Data records:
<<<<

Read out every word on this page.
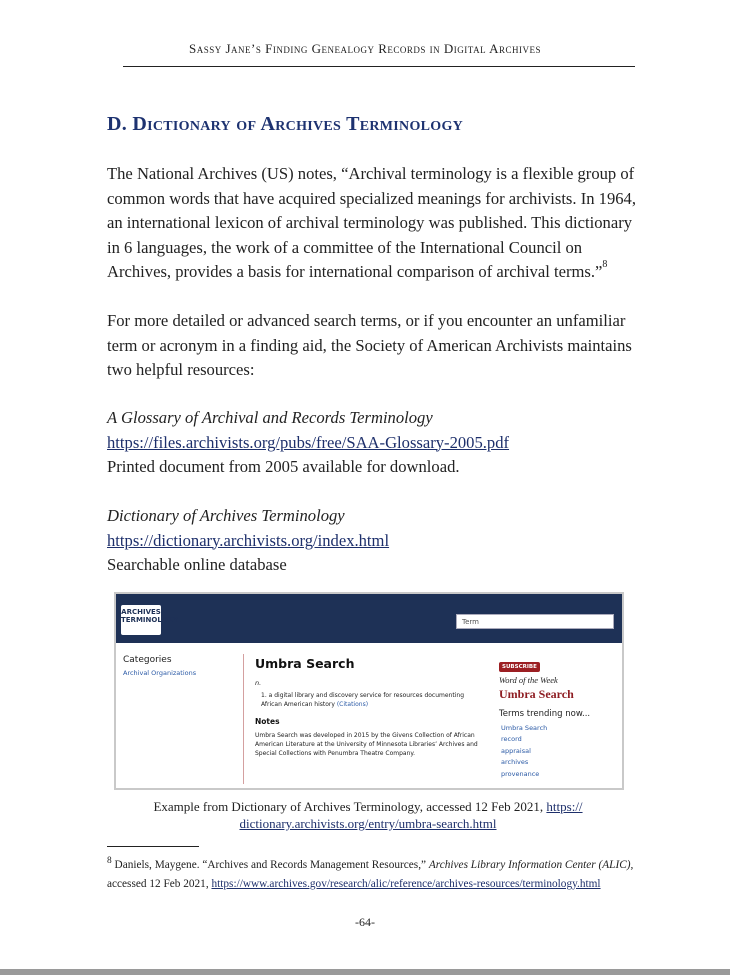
Sassy Jane’s Finding Genealogy Records in Digital Archives
D. Dictionary of Archives Terminology

The National Archives (US) notes, “Archival terminology is a flexible group of
common words that have acquired specialized meanings for archivists. In 1964,
an international lexicon of archival terminology was published. This dictionary
in 6 languages, the work of a committee of the International Council on
Archives, provides a basis for international comparison of archival terms.”$^8$

For more detailed or advanced search terms, or if you encounter an unfamiliar
term or acronym in a finding aid, the Society of American Archivists maintains
two helpful resources:

A Glossary of Archival and Records Terminology
https://files.archivists.org/pubs/free/SAA-Glossary-2005.pdf
Printed document from 2005 available for download.

Dictionary of Archives Terminology
https://dictionary.archivists.org/index.html
Searchable online database

ARCHIVES
TERMINOLOGY	Term
Categories
Archival Organizations
Umbra Search
n.
1. a digital library and discovery service for resources documenting African American history (Citations)
Notes
Umbra Search was developed in 2015 by the Givens Collection of African American Literature at the University of Minnesota Libraries’ Archives and Special Collections with Penumbra Theatre Company.
SUBSCRIBE
Word of the Week
Umbra Search
Terms trending now...
Umbra Search
record
appraisal
archives
provenance
Example from Dictionary of Archives Terminology, accessed 12 Feb 2021, https://
dictionary.archivists.org/entry/umbra-search.html

$^8$ Daniels, Maygene. “Archives and Records Management Resources,” Archives Library Information Center (ALIC),
accessed 12 Feb 2021, https://www.archives.gov/research/alic/reference/archives-resources/terminology.html

-64-
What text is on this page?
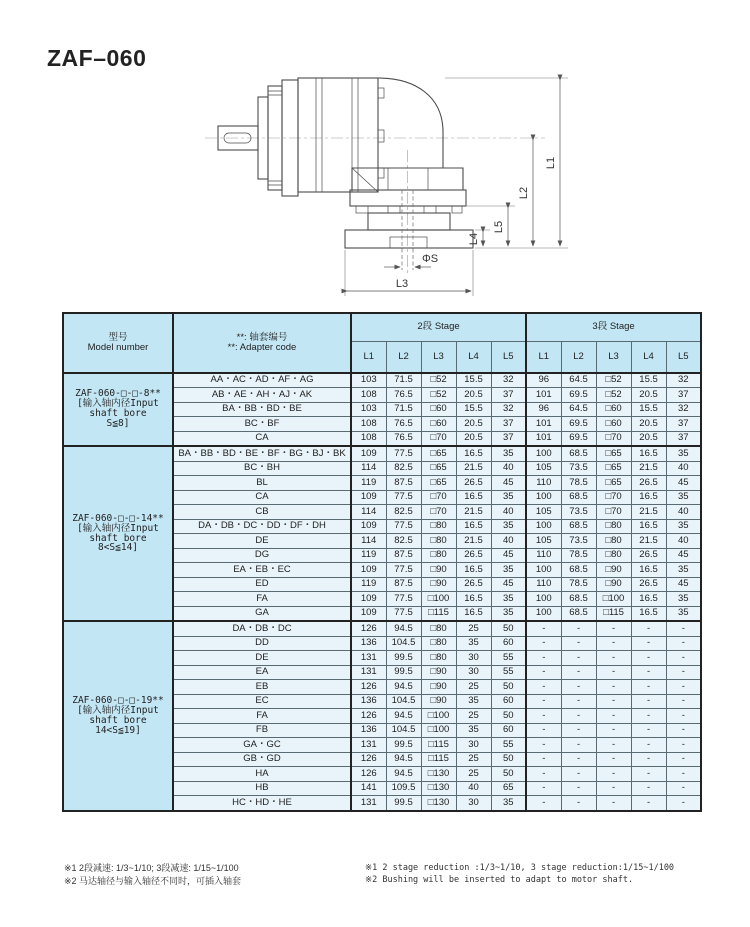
ZAF–060
L4
L5
L2
L1
ΦS
L3
型号
Model number

**: 轴套编号
**: Adapter code
	2段 Stage	3段 Stage
		L1	L2	L3	L4	L5	L1	L2	L3	L4	L5

ZAF-060-□-□-8**
[输入轴内径Input
shaft bore
S≦8]	AA・AC・AD・AF・AG	103	71.5	□52	15.5	32	96	64.5	□52	15.5	32
	AB・AE・AH・AJ・AK	108	76.5	□52	20.5	37	101	69.5	□52	20.5	37
	BA・BB・BD・BE	103	71.5	□60	15.5	32	96	64.5	□60	15.5	32
	BC・BF	108	76.5	□60	20.5	37	101	69.5	□60	20.5	37
	CA	108	76.5	□70	20.5	37	101	69.5	□70	20.5	37

ZAF-060-□-□-14**
[输入轴内径Input
shaft bore
8<S≦14]	BA・BB・BD・BE・BF・BG・BJ・BK	109	77.5	□65	16.5	35	100	68.5	□65	16.5	35
	BC・BH	114	82.5	□65	21.5	40	105	73.5	□65	21.5	40
	BL	119	87.5	□65	26.5	45	110	78.5	□65	26.5	45
	CA	109	77.5	□70	16.5	35	100	68.5	□70	16.5	35
	CB	114	82.5	□70	21.5	40	105	73.5	□70	21.5	40
	DA・DB・DC・DD・DF・DH	109	77.5	□80	16.5	35	100	68.5	□80	16.5	35
	DE	114	82.5	□80	21.5	40	105	73.5	□80	21.5	40
	DG	119	87.5	□80	26.5	45	110	78.5	□80	26.5	45
	EA・EB・EC	109	77.5	□90	16.5	35	100	68.5	□90	16.5	35
	ED	119	87.5	□90	26.5	45	110	78.5	□90	26.5	45
	FA	109	77.5	□100	16.5	35	100	68.5	□100	16.5	35
	GA	109	77.5	□115	16.5	35	100	68.5	□115	16.5	35

ZAF-060-□-□-19**
[输入轴内径Input
shaft bore
14<S≦19]	DA・DB・DC	126	94.5	□80	25	50	-	-	-	-	-
	DD	136	104.5	□80	35	60	-	-	-	-	-
	DE	131	99.5	□80	30	55	-	-	-	-	-
	EA	131	99.5	□90	30	55	-	-	-	-	-
	EB	126	94.5	□90	25	50	-	-	-	-	-
	EC	136	104.5	□90	35	60	-	-	-	-	-
	FA	126	94.5	□100	25	50	-	-	-	-	-
	FB	136	104.5	□100	35	60	-	-	-	-	-
	GA・GC	131	99.5	□115	30	55	-	-	-	-	-
	GB・GD	126	94.5	□115	25	50	-	-	-	-	-
	HA	126	94.5	□130	25	50	-	-	-	-	-
	HB	141	109.5	□130	40	65	-	-	-	-	-
	HC・HD・HE	131	99.5	□130	30	35	-	-	-	-	-
※1 2段减速: 1/3~1/10; 3段减速: 1/15~1/100
※2 马达轴径与输入轴径不同时，可插入轴套
※1 2 stage reduction :1/3~1/10, 3 stage reduction:1/15~1/100
※2 Bushing will be inserted to adapt to motor shaft.
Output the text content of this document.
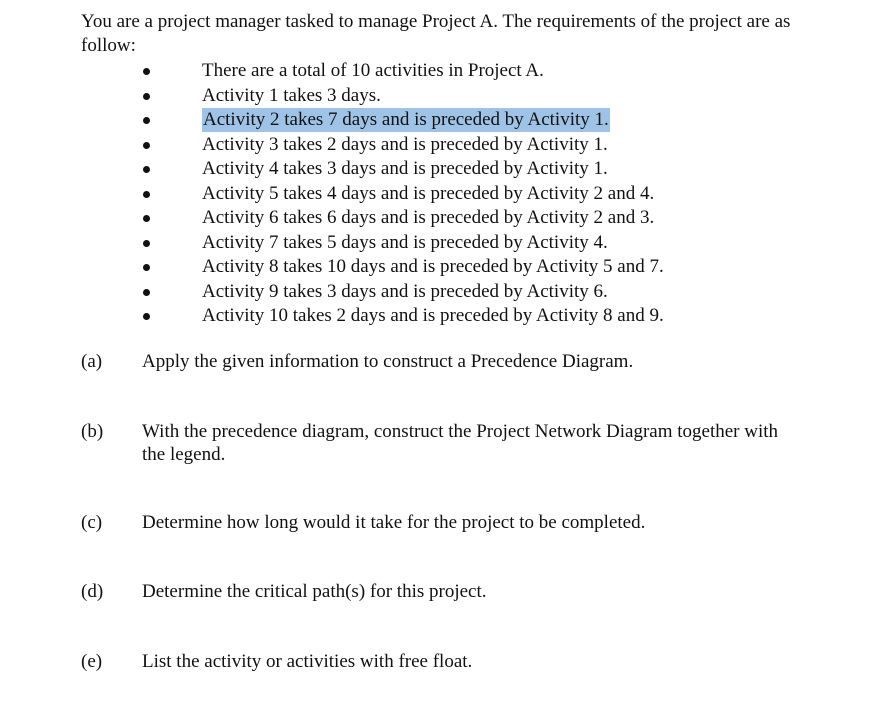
You are a project manager tasked to manage Project A. The requirements of the project are as follow:
There are a total of 10 activities in Project A.
Activity 1 takes 3 days.
Activity 2 takes 7 days and is preceded by Activity 1.
Activity 3 takes 2 days and is preceded by Activity 1.
Activity 4 takes 3 days and is preceded by Activity 1.
Activity 5 takes 4 days and is preceded by Activity 2 and 4.
Activity 6 takes 6 days and is preceded by Activity 2 and 3.
Activity 7 takes 5 days and is preceded by Activity 4.
Activity 8 takes 10 days and is preceded by Activity 5 and 7.
Activity 9 takes 3 days and is preceded by Activity 6.
Activity 10 takes 2 days and is preceded by Activity 8 and 9.
(a) Apply the given information to construct a Precedence Diagram.
(b) With the precedence diagram, construct the Project Network Diagram together with the legend.
(c) Determine how long would it take for the project to be completed.
(d) Determine the critical path(s) for this project.
(e) List the activity or activities with free float.
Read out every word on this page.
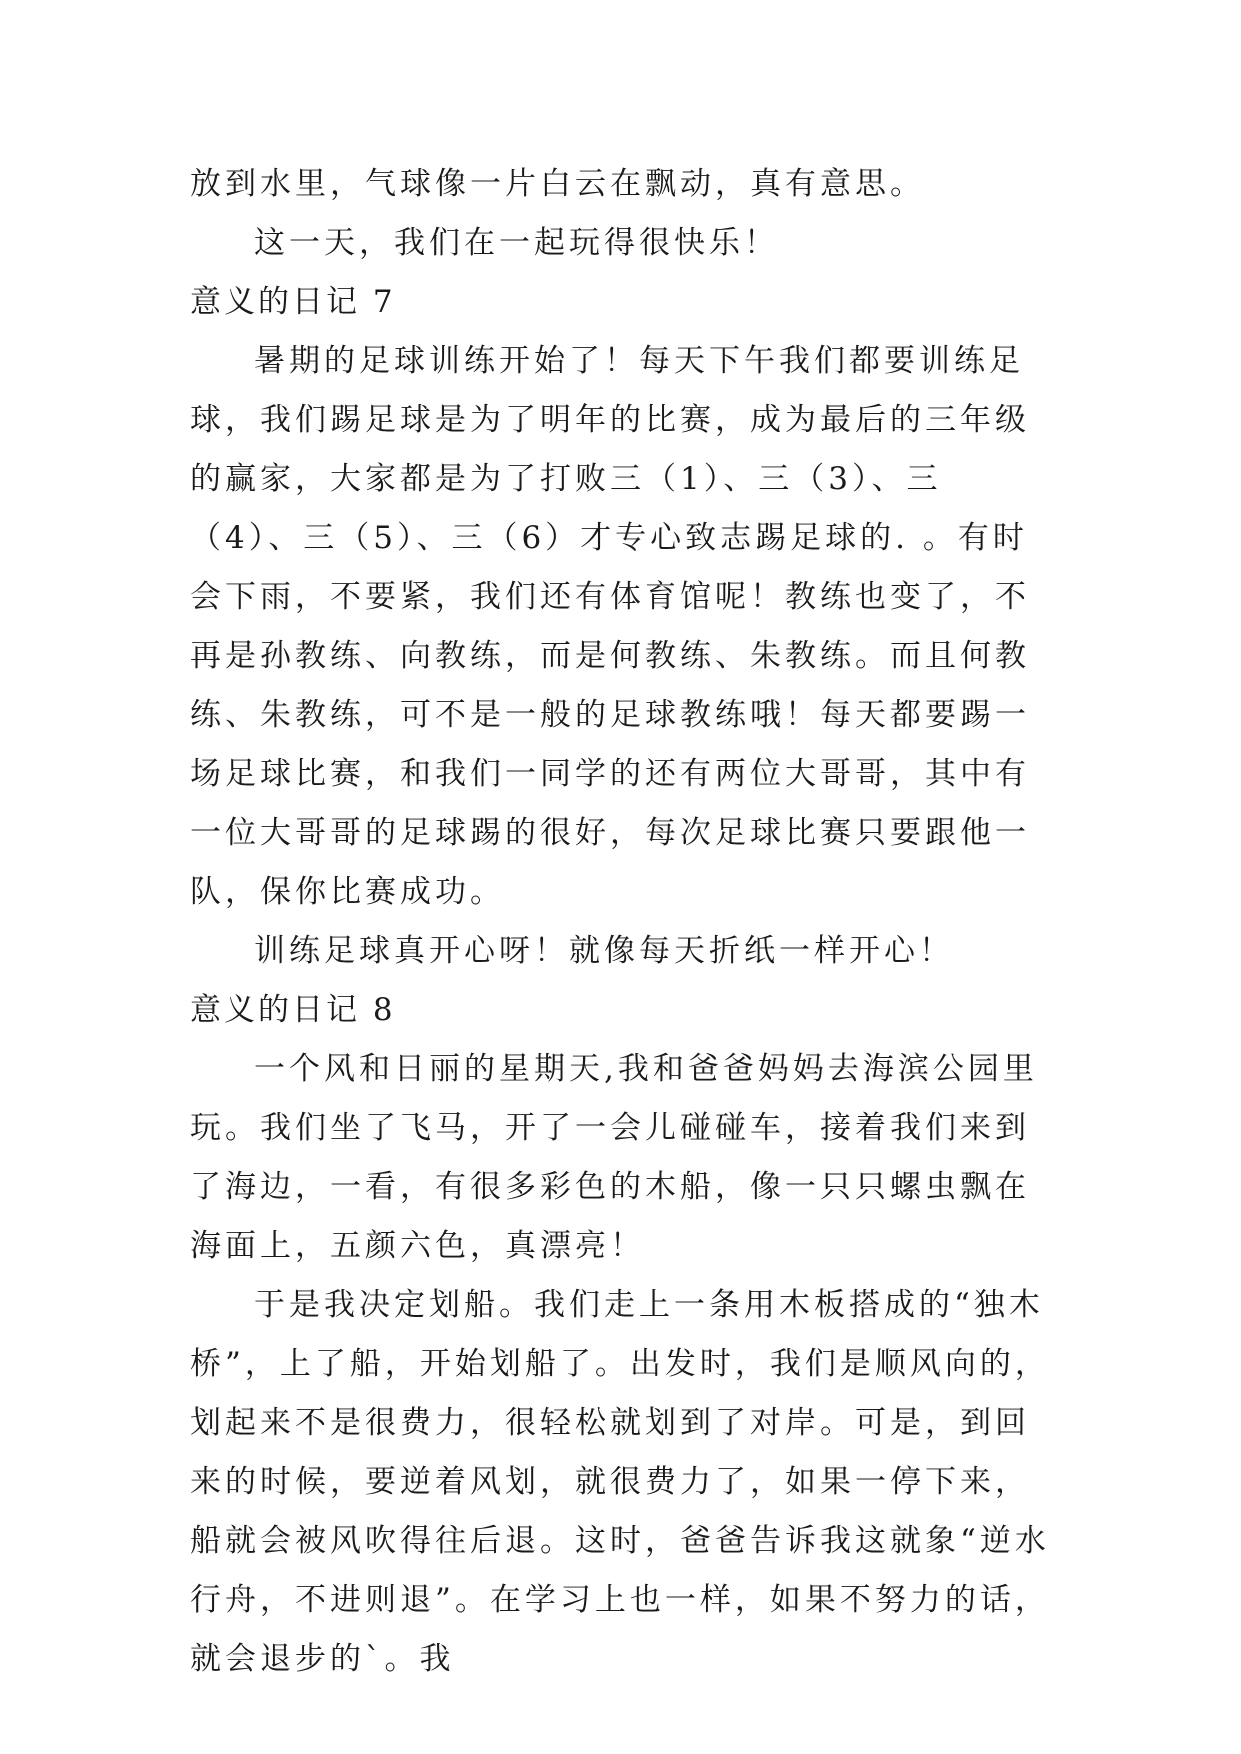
放到水里，气球像一片白云在飘动，真有意思。

这一天，我们在一起玩得很快乐！

意义的日记 7

暑期的足球训练开始了！每天下午我们都要训练足球，我们踢足球是为了明年的比赛，成为最后的三年级的赢家，大家都是为了打败三（1）、三（3）、三（4）、三（5）、三（6）才专心致志踢足球的. 。有时会下雨，不要紧，我们还有体育馆呢！教练也变了，不再是孙教练、向教练，而是何教练、朱教练。而且何教练、朱教练，可不是一般的足球教练哦！每天都要踢一场足球比赛，和我们一同学的还有两位大哥哥，其中有一位大哥哥的足球踢的很好，每次足球比赛只要跟他一队，保你比赛成功。

训练足球真开心呀！就像每天折纸一样开心！

意义的日记 8

一个风和日丽的星期天,我和爸爸妈妈去海滨公园里玩。我们坐了飞马，开了一会儿碰碰车，接着我们来到了海边，一看，有很多彩色的木船，像一只只螺虫飘在海面上，五颜六色，真漂亮！

于是我决定划船。我们走上一条用木板搭成的“独木桥”，上了船，开始划船了。出发时，我们是顺风向的，划起来不是很费力，很轻松就划到了对岸。可是，到回来的时候，要逆着风划，就很费力了，如果一停下来，船就会被风吹得往后退。这时，爸爸告诉我这就象“逆水行舟，不进则退”。在学习上也一样，如果不努力的话，就会退步的`。我
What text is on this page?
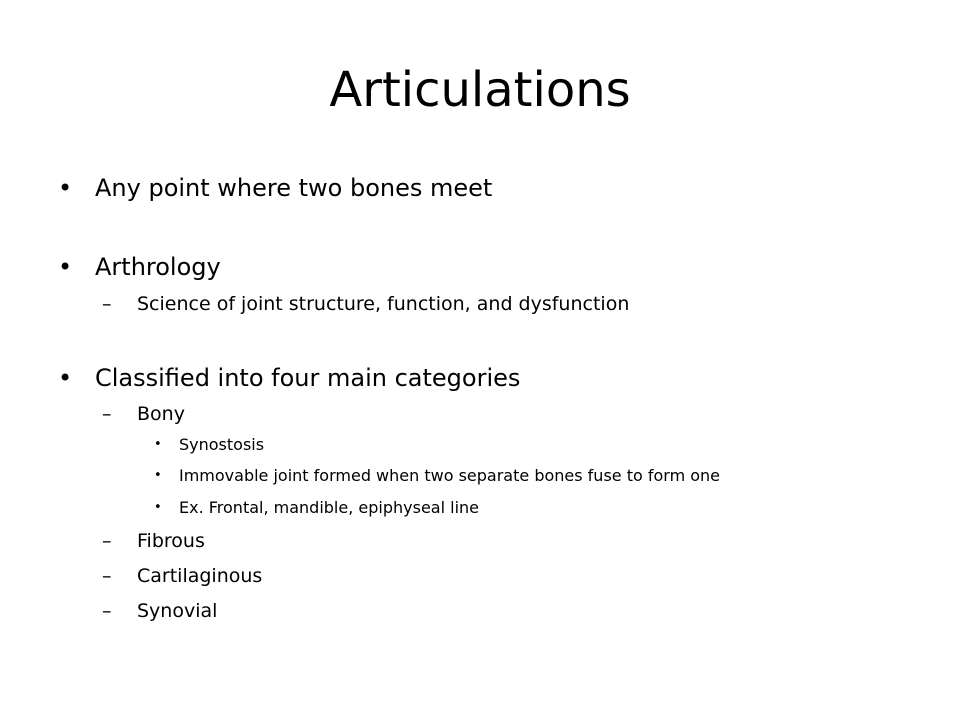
Articulations
• Any point where two bones meet
• Arthrology
– Science of joint structure, function, and dysfunction
• Classified into four main categories
– Bony
• Synostosis
• Immovable joint formed when two separate bones fuse to form one
• Ex. Frontal, mandible, epiphyseal line
– Fibrous
– Cartilaginous
– Synovial
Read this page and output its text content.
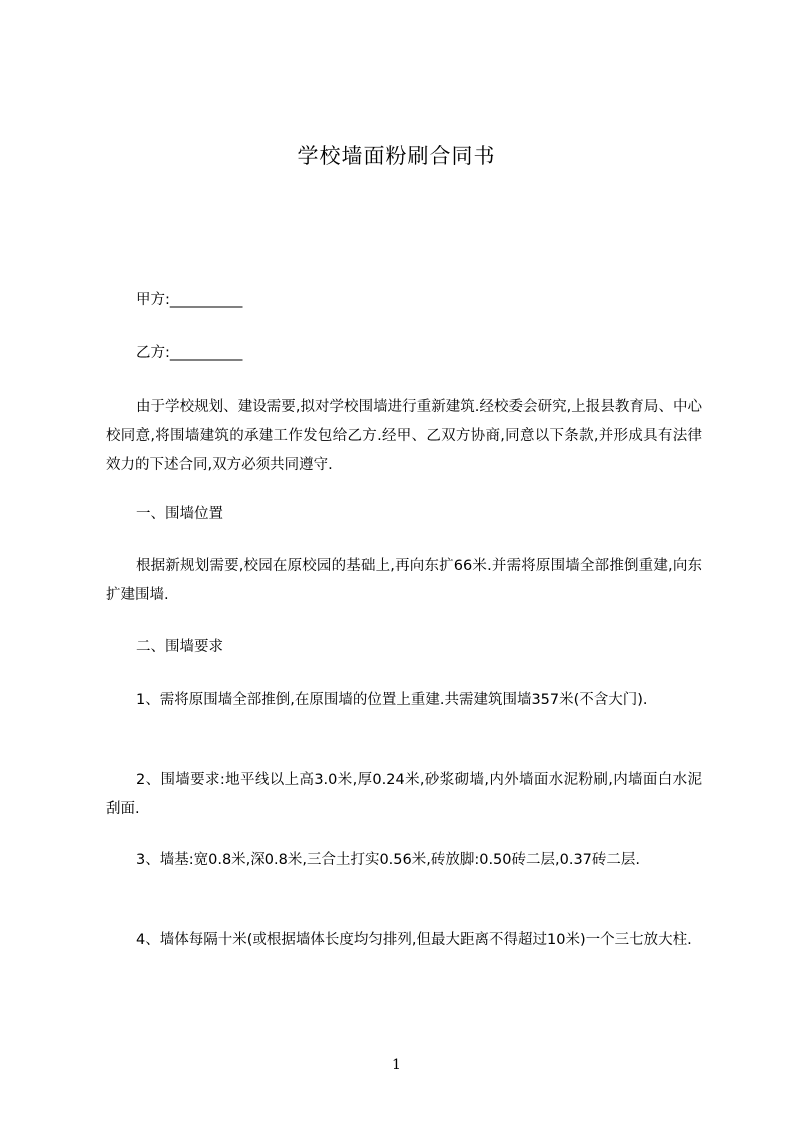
学校墙面粉刷合同书
甲方:__________
乙方:__________

由于学校规划、建设需要,拟对学校围墙进行重新建筑.经校委会研究,上报县教育局、中心校同意,将围墙建筑的承建工作发包给乙方.经甲、乙双方协商,同意以下条款,并形成具有法律效力的下述合同,双方必须共同遵守.

一、围墙位置

根据新规划需要,校园在原校园的基础上,再向东扩66米.并需将原围墙全部推倒重建,向东扩建围墙.

二、围墙要求

1、需将原围墙全部推倒,在原围墙的位置上重建.共需建筑围墙357米(不含大门).

2、围墙要求:地平线以上高3.0米,厚0.24米,砂浆砌墙,内外墙面水泥粉刷,内墙面白水泥刮面.

3、墙基:宽0.8米,深0.8米,三合土打实0.56米,砖放脚:0.50砖二层,0.37砖二层.

4、墙体每隔十米(或根据墙体长度均匀排列,但最大距离不得超过10米)一个三七放大柱.

1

>>>>

§ **Directions for this task**:
Extract the run of lines from the line holding "Read this page and output its text content." through the final line of the material above, exactly and inclusively. Leave the pictures behind.

§ **Task output**:
Read this page and output its text content.
学校墙面粉刷合同书
甲方:__________
乙方:__________

由于学校规划、建设需要,拟对学校围墙进行重新建筑.经校委会研究,上报县教育局、中心校同意,将围墙建筑的承建工作发包给乙方.经甲、乙双方协商,同意以下条款,并形成具有法律效力的下述合同,双方必须共同遵守.

一、围墙位置

根据新规划需要,校园在原校园的基础上,再向东扩66米.并需将原围墙全部推倒重建,向东扩建围墙.

二、围墙要求

1、需将原围墙全部推倒,在原围墙的位置上重建.共需建筑围墙357米(不含大门).

2、围墙要求:地平线以上高3.0米,厚0.24米,砂浆砌墙,内外墙面水泥粉刷,内墙面白水泥刮面.

3、墙基:宽0.8米,深0.8米,三合土打实0.56米,砖放脚:0.50砖二层,0.37砖二层.

4、墙体每隔十米(或根据墙体长度均匀排列,但最大距离不得超过10米)一个三七放大柱.

1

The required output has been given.